● **TASK BRIEF**
Count every line of these entries that holds the word "Year", and reply with the number only.

● **EXERCISE INPUTS**
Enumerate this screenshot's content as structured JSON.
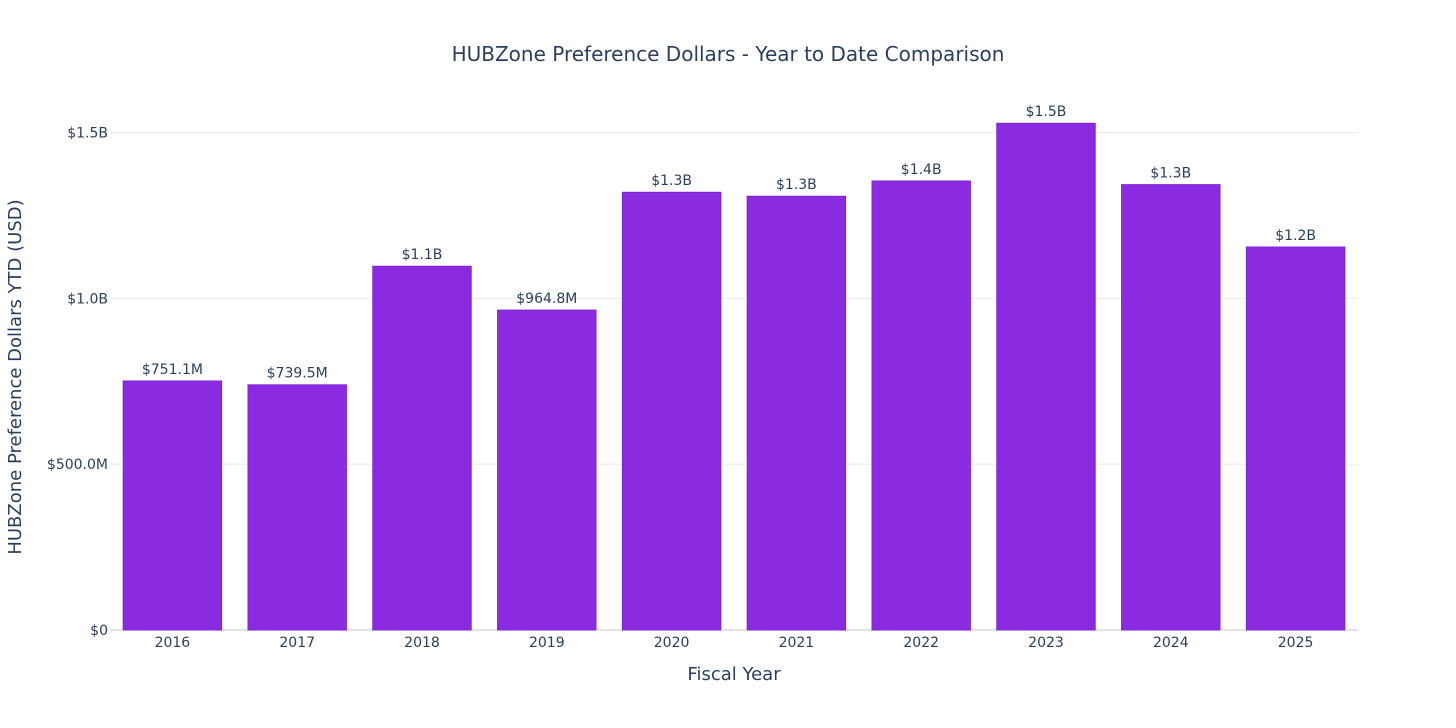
{
  "chart_data": {
    "type": "bar",
    "title": "HUBZone Preference Dollars - Year to Date Comparison",
    "xlabel": "Fiscal Year",
    "ylabel": "HUBZone Preference Dollars YTD (USD)",
    "categories": [
      "2016",
      "2017",
      "2018",
      "2019",
      "2020",
      "2021",
      "2022",
      "2023",
      "2024",
      "2025"
    ],
    "values": [
      751100000,
      739500000,
      1097000000,
      964800000,
      1320000000,
      1308000000,
      1354000000,
      1528000000,
      1343000000,
      1155000000
    ],
    "value_labels": [
      "$751.1M",
      "$739.5M",
      "$1.1B",
      "$964.8M",
      "$1.3B",
      "$1.3B",
      "$1.4B",
      "$1.5B",
      "$1.3B",
      "$1.2B"
    ],
    "y_ticks": [
      0,
      500000000,
      1000000000,
      1500000000
    ],
    "y_tick_labels": [
      "$0",
      "$500.0M",
      "$1.0B",
      "$1.5B"
    ],
    "ylim": [
      0,
      1610000000
    ],
    "bar_color": "#8a2be2",
    "grid": true
  }
}
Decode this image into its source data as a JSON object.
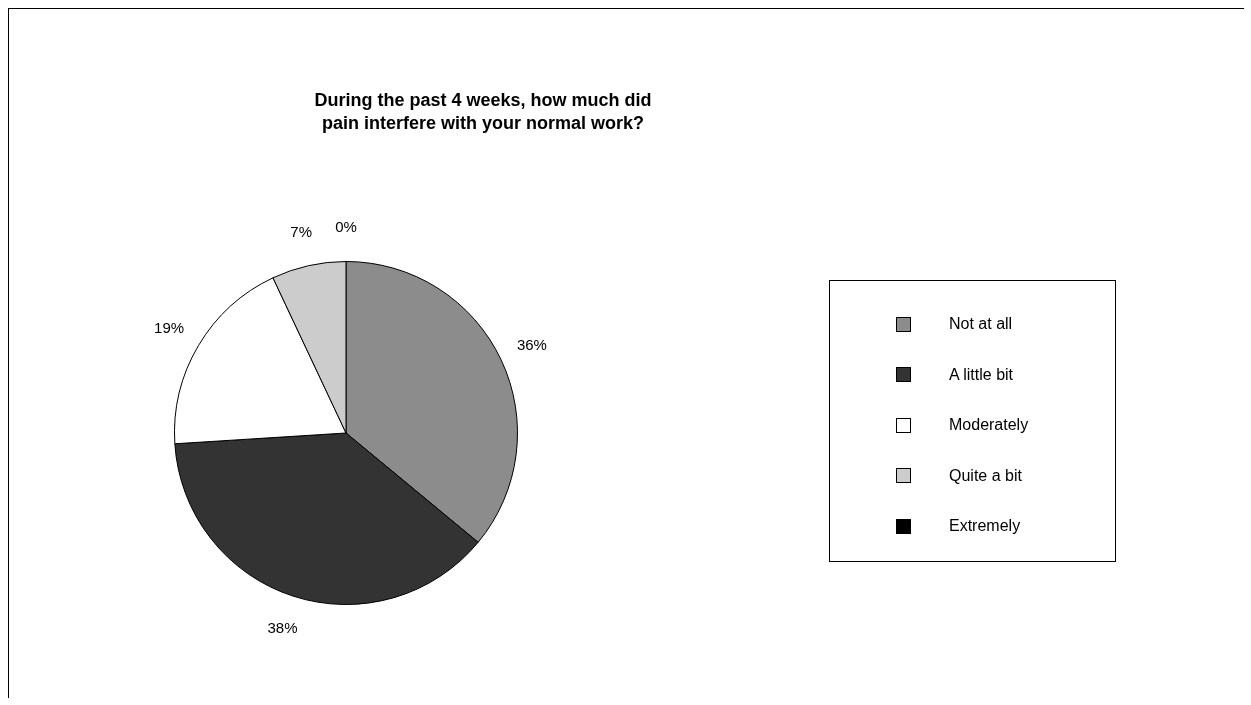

● **TASK SOLUTION**
2